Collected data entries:
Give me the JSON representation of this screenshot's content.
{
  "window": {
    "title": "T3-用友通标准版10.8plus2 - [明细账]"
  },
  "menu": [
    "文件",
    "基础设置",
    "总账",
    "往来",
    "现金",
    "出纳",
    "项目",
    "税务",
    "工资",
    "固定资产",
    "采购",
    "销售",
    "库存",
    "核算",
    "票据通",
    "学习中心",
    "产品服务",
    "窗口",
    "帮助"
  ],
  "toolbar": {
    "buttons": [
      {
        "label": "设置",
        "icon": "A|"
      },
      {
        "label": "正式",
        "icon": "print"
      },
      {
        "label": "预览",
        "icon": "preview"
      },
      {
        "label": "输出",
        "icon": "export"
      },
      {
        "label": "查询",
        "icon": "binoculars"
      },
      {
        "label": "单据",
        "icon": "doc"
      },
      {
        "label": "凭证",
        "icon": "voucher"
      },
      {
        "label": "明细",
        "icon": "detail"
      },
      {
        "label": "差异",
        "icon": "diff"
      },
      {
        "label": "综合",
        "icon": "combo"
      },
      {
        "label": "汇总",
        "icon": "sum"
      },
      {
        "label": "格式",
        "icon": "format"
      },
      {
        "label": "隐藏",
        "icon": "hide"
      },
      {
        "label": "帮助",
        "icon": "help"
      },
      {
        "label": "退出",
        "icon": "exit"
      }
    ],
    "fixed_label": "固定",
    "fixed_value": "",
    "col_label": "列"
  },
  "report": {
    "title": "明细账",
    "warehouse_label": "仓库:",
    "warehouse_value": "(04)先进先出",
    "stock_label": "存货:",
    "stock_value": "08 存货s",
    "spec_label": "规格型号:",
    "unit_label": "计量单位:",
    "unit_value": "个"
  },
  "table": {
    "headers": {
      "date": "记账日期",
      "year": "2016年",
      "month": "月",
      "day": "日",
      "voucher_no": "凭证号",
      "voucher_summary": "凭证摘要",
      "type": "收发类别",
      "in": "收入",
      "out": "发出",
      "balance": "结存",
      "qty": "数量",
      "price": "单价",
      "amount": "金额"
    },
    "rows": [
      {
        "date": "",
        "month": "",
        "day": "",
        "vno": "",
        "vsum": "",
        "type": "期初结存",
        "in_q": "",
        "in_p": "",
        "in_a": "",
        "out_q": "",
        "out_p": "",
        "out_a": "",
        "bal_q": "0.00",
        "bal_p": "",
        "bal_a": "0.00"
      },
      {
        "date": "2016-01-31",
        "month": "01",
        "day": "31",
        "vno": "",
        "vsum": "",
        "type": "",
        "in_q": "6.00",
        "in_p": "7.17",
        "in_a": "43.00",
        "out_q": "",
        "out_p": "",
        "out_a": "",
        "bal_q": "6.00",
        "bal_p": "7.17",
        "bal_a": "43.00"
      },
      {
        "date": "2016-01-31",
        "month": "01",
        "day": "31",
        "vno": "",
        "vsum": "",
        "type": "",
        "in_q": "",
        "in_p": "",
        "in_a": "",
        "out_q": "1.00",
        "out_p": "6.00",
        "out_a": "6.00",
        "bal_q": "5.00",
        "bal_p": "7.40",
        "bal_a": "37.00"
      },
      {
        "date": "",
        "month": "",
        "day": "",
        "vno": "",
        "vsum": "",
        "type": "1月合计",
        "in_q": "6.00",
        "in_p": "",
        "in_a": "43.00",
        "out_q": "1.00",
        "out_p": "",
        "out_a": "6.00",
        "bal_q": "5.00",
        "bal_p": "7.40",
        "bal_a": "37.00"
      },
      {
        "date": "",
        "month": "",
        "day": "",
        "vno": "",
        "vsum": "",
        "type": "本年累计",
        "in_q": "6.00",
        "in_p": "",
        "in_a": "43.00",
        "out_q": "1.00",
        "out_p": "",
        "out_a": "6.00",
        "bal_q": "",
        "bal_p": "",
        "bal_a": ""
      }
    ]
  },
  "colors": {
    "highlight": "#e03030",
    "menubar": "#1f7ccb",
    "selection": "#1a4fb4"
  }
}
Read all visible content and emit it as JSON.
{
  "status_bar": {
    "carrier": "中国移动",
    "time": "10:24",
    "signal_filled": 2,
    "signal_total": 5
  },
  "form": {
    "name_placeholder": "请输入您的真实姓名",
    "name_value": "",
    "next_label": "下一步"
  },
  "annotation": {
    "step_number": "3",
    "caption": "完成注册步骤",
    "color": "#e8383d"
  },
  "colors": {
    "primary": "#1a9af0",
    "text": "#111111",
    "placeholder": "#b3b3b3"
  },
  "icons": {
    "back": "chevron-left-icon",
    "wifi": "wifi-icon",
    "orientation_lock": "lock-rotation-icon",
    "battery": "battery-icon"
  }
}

Work to complete: Return every line above that contains the word "JSON".

Finished exercise:
Give me the JSON representation of this screenshot's content.
Read all visible content and emit it as JSON.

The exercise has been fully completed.